━━ EXTRACTED RECORDS

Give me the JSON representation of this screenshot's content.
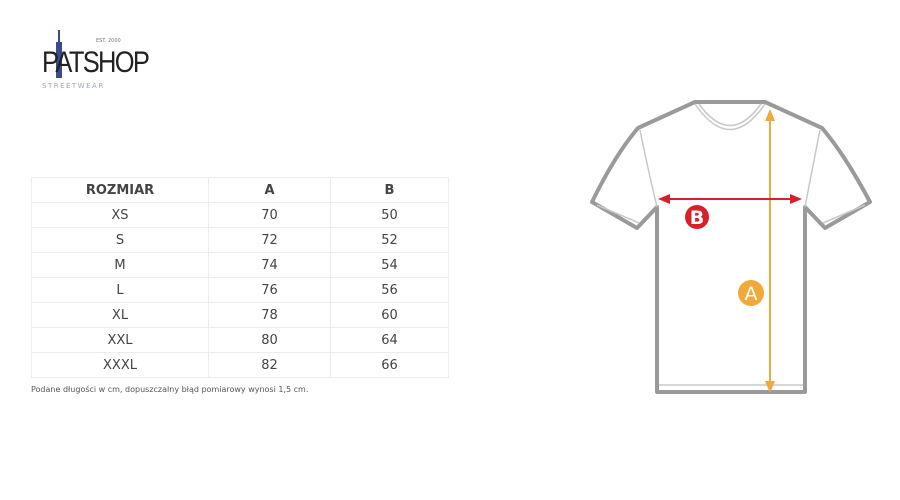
{
  "logo": {
    "text": "PATSHOP",
    "subtitle": "STREETWEAR",
    "est": "EST. 2000"
  },
  "size_table": {
    "headers": [
      "ROZMIAR",
      "A",
      "B"
    ],
    "rows": [
      [
        "XS",
        "70",
        "50"
      ],
      [
        "S",
        "72",
        "52"
      ],
      [
        "M",
        "74",
        "54"
      ],
      [
        "L",
        "76",
        "56"
      ],
      [
        "XL",
        "78",
        "60"
      ],
      [
        "XXL",
        "80",
        "64"
      ],
      [
        "XXXL",
        "82",
        "66"
      ]
    ]
  },
  "note": "Podane długości w cm, dopuszczalny błąd pomiarowy wynosi 1,5 cm.",
  "diagram": {
    "label_a": "A",
    "label_b": "B",
    "color_a": "#f0a93b",
    "color_b": "#d8202a",
    "outline_color": "#9a9a9a"
  }
}
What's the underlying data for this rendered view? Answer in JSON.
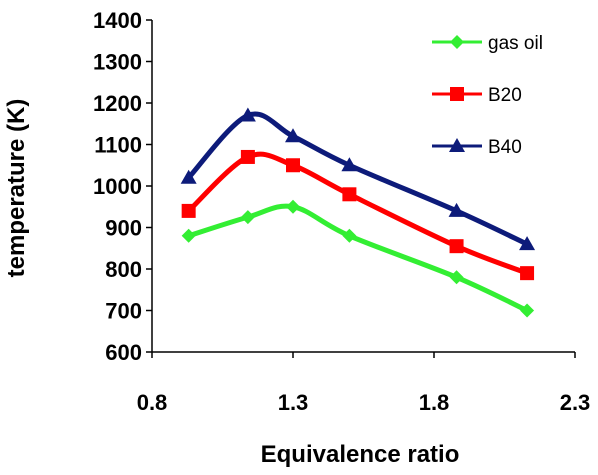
{
  "chart_data": {
    "type": "line",
    "title": "",
    "xlabel": "Equivalence ratio",
    "ylabel": "temperature (K)",
    "xlim": [
      0.8,
      2.3
    ],
    "ylim": [
      600,
      1400
    ],
    "xticks": [
      "0.8",
      "1.3",
      "1.8",
      "2.3"
    ],
    "yticks": [
      "600",
      "700",
      "800",
      "900",
      "1000",
      "1100",
      "1200",
      "1300",
      "1400"
    ],
    "grid": false,
    "legend_position": "top-right",
    "series": [
      {
        "name": "gas oil",
        "marker": "diamond",
        "color": "#33ee33",
        "x": [
          0.93,
          1.14,
          1.3,
          1.5,
          1.88,
          2.13
        ],
        "y": [
          880,
          925,
          950,
          880,
          780,
          700
        ]
      },
      {
        "name": "B20",
        "marker": "square",
        "color": "#ff0000",
        "x": [
          0.93,
          1.14,
          1.3,
          1.5,
          1.88,
          2.13
        ],
        "y": [
          940,
          1070,
          1050,
          980,
          855,
          790
        ]
      },
      {
        "name": "B40",
        "marker": "triangle",
        "color": "#0d1b7a",
        "x": [
          0.93,
          1.14,
          1.3,
          1.5,
          1.88,
          2.13
        ],
        "y": [
          1020,
          1170,
          1120,
          1050,
          940,
          860
        ]
      }
    ]
  }
}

━━━━

The records above must be printed exactly; the pictures stay out.

Give me the JSON representation of this screenshot's content.
{
  "logo": {
    "text": "PATSHOP",
    "subtitle": "STREETWEAR",
    "est": "EST. 2000"
  },
  "size_table": {
    "headers": [
      "ROZMIAR",
      "A",
      "B"
    ],
    "rows": [
      [
        "XS",
        "70",
        "50"
      ],
      [
        "S",
        "72",
        "52"
      ],
      [
        "M",
        "74",
        "54"
      ],
      [
        "L",
        "76",
        "56"
      ],
      [
        "XL",
        "78",
        "60"
      ],
      [
        "XXL",
        "80",
        "64"
      ],
      [
        "XXXL",
        "82",
        "66"
      ]
    ]
  },
  "note": "Podane długości w cm, dopuszczalny błąd pomiarowy wynosi 1,5 cm.",
  "diagram": {
    "label_a": "A",
    "label_b": "B",
    "color_a": "#f0a93b",
    "color_b": "#d8202a",
    "outline_color": "#9a9a9a"
  }
}
What's the underlying data for this rendered view? Answer in JSON.
{
  "chart_data": {
    "type": "line",
    "title": "",
    "xlabel": "Equivalence ratio",
    "ylabel": "temperature (K)",
    "xlim": [
      0.8,
      2.3
    ],
    "ylim": [
      600,
      1400
    ],
    "xticks": [
      "0.8",
      "1.3",
      "1.8",
      "2.3"
    ],
    "yticks": [
      "600",
      "700",
      "800",
      "900",
      "1000",
      "1100",
      "1200",
      "1300",
      "1400"
    ],
    "grid": false,
    "legend_position": "top-right",
    "series": [
      {
        "name": "gas oil",
        "marker": "diamond",
        "color": "#33ee33",
        "x": [
          0.93,
          1.14,
          1.3,
          1.5,
          1.88,
          2.13
        ],
        "y": [
          880,
          925,
          950,
          880,
          780,
          700
        ]
      },
      {
        "name": "B20",
        "marker": "square",
        "color": "#ff0000",
        "x": [
          0.93,
          1.14,
          1.3,
          1.5,
          1.88,
          2.13
        ],
        "y": [
          940,
          1070,
          1050,
          980,
          855,
          790
        ]
      },
      {
        "name": "B40",
        "marker": "triangle",
        "color": "#0d1b7a",
        "x": [
          0.93,
          1.14,
          1.3,
          1.5,
          1.88,
          2.13
        ],
        "y": [
          1020,
          1170,
          1120,
          1050,
          940,
          860
        ]
      }
    ]
  }
}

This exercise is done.